— BEGIN —

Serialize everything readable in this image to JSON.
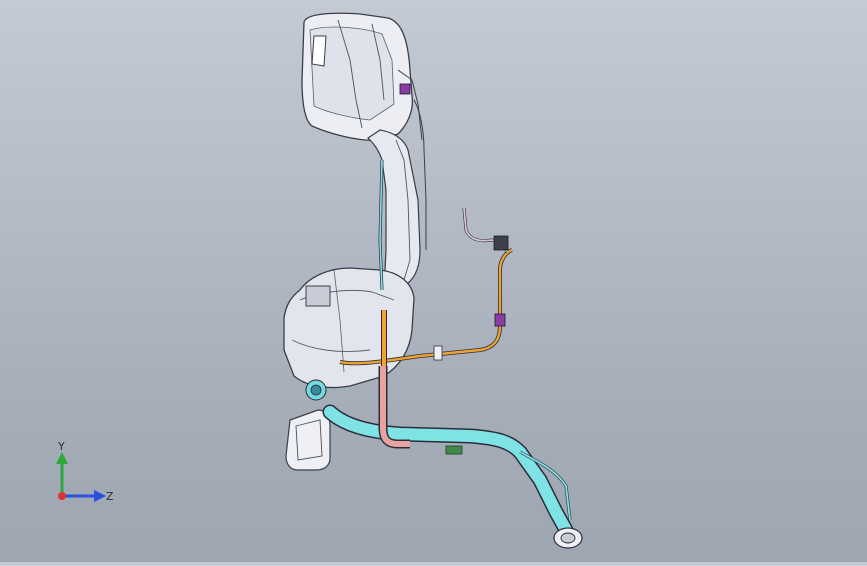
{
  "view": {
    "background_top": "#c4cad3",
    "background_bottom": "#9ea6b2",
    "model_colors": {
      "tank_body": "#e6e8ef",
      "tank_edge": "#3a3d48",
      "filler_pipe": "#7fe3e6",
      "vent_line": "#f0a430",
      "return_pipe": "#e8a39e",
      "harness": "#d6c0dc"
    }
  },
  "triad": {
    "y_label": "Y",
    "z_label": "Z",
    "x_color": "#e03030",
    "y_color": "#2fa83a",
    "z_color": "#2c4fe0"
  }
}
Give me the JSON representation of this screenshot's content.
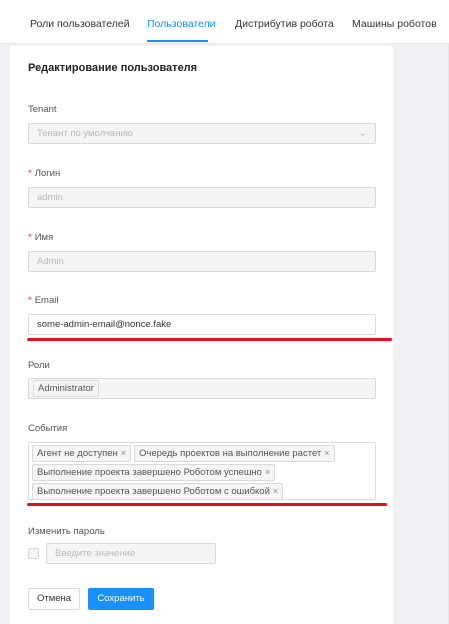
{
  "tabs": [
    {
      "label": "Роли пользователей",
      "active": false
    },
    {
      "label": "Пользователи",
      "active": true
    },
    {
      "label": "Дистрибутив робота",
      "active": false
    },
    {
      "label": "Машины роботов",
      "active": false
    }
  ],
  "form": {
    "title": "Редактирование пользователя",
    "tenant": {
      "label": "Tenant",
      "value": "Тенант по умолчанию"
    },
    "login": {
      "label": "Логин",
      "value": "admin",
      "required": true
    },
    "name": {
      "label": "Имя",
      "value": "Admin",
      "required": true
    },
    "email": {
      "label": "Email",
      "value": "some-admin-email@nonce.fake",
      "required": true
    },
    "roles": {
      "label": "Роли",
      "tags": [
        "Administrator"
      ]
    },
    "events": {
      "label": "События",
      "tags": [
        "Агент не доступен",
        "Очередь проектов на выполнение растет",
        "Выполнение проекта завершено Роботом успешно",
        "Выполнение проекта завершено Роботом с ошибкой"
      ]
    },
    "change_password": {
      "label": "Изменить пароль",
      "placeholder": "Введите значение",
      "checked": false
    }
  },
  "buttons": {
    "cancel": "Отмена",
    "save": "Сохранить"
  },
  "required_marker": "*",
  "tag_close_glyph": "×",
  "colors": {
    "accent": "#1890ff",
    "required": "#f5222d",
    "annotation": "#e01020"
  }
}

— END —

Copy all lines from the data that hold the word "value".

## [Result below]
      "value": "Тенант по умолчанию"
      "value": "admin",
      "value": "Admin",
      "value": "some-admin-email@nonce.fake",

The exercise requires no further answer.